Auxin Solar Inc. is asking the U.S. Commerce Department to investigate possible efforts to circumvent tariffs with the imports of equipment from Malaysia, Thailand, Vietnam and Cambodia.
The company alleges the solar imports use parts or components from China and that producers are assembling equipment in the Southeast Asian nations as a way of skirting duties, according to a filing made to the department in Washington.
The move essentially revives a failed effort by a group of anonymous solar manufacturers to spur a separate probe that was ultimately rejected by the Commerce Department in November. However, the companies behind that push kept their identity under wraps despite pressure from the Commerce Department to unmask themselves. By contrast, with its filing Tuesday, California-based Auxin is making a public push to effectively expand the reach of roughly decade-old tariffs against Chinese solar imports.
The petition heightens trade concerns for solar importers and manufacturers. President Joe Biden’s administration last year banned solar equipment using raw materials originally from China-based Hoshine Silicon Industry Co. in an effort to confront alleged human-rights abuses in the Xinjiang region. The restrictions have led to blocks on imports of solar modules from key global producers including Longi Green Energy Technology Co.

(Element boundary entries)
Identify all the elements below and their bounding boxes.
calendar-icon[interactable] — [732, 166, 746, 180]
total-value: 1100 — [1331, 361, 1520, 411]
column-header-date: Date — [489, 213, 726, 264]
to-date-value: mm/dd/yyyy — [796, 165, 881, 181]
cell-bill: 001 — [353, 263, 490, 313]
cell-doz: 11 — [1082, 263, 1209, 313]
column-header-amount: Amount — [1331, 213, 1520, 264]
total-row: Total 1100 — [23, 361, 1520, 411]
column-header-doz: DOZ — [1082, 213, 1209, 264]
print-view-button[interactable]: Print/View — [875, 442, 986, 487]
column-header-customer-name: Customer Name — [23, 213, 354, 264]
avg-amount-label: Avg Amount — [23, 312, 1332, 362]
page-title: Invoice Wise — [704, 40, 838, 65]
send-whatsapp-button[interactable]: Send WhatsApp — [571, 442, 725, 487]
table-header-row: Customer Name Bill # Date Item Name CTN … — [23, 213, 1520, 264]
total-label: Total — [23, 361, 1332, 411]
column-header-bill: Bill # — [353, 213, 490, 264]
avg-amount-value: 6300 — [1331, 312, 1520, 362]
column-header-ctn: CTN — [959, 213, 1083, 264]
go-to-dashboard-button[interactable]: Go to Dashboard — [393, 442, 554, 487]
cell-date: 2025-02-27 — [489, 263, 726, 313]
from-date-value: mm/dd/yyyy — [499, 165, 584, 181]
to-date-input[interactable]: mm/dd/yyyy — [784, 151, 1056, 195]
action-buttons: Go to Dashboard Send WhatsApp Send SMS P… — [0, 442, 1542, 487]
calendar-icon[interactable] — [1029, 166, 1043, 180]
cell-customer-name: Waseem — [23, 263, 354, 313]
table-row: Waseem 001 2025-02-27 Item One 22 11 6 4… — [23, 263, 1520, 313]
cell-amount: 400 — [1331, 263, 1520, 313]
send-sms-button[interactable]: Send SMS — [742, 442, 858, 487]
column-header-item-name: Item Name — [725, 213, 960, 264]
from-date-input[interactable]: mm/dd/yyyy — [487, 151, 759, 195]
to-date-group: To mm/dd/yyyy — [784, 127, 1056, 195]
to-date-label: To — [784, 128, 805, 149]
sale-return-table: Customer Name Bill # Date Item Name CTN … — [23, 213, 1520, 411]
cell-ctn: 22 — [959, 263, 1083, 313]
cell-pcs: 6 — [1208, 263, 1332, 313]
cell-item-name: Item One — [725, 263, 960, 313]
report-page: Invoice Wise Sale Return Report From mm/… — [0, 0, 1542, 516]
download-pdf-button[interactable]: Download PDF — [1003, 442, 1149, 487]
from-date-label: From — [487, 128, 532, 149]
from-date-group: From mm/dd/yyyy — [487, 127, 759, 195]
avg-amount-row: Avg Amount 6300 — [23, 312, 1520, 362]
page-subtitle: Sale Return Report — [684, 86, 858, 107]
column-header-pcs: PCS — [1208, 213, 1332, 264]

INSTRUCTIONS:
**a)** Reproduce word for word the part of the solar tariff article starting at "Auxin Solar Inc." and ending at "department in Washington.".
**b)** Please write the next part of the solar tariff article, picking up after its last sentence.

FINAL ANSWERS:
**a)**
Auxin Solar Inc. is asking the U.S. Commerce Department to investigate possible efforts to circumvent tariffs with the imports of equipment from Malaysia, Thailand, Vietnam and Cambodia.
The company alleges the solar imports use parts or components from China and that producers are assembling equipment in the Southeast Asian nations as a way of skirting duties, according to a filing made to the department in Washington.

**b)**
Last week, Biden opted to extend separate tariffs on some imported solar equipment along with an exemption for two-sided panels widely used in utility-scale solar projects.
Renewable power advocates took a dim view of the petition, with Heather Zichal, the chief executive of the American Clean Power Association, calling it a “meritless” bid “for a competitive advantage that hurts American jobs and endangers solar projects” in the U.S.
“These filings are a costly distraction from the need to quickly deploy renewable energy at scale,” Zichal said in a statement.
U.S. renewable power advocates have warned that expanded trade barriers threaten to slow the energy transition and solar installations inside the country, particularly new curbs on equipment produced in Malaysia, Thailand and Vietnam. Those countries account for most solar imports by the U.S.
“This is yet a new risk for the U.S. solar industry,” analysts at Roth Capital Partners said in a note Tuesday.
The Biden administration has less latitude on the matter in comparison with other trade disputes involving solar equipment, and the Auxin petition appears to address deficiencies in the failed anti-circumvention claim manufacturers pursued last year, Roth said in its note to clients.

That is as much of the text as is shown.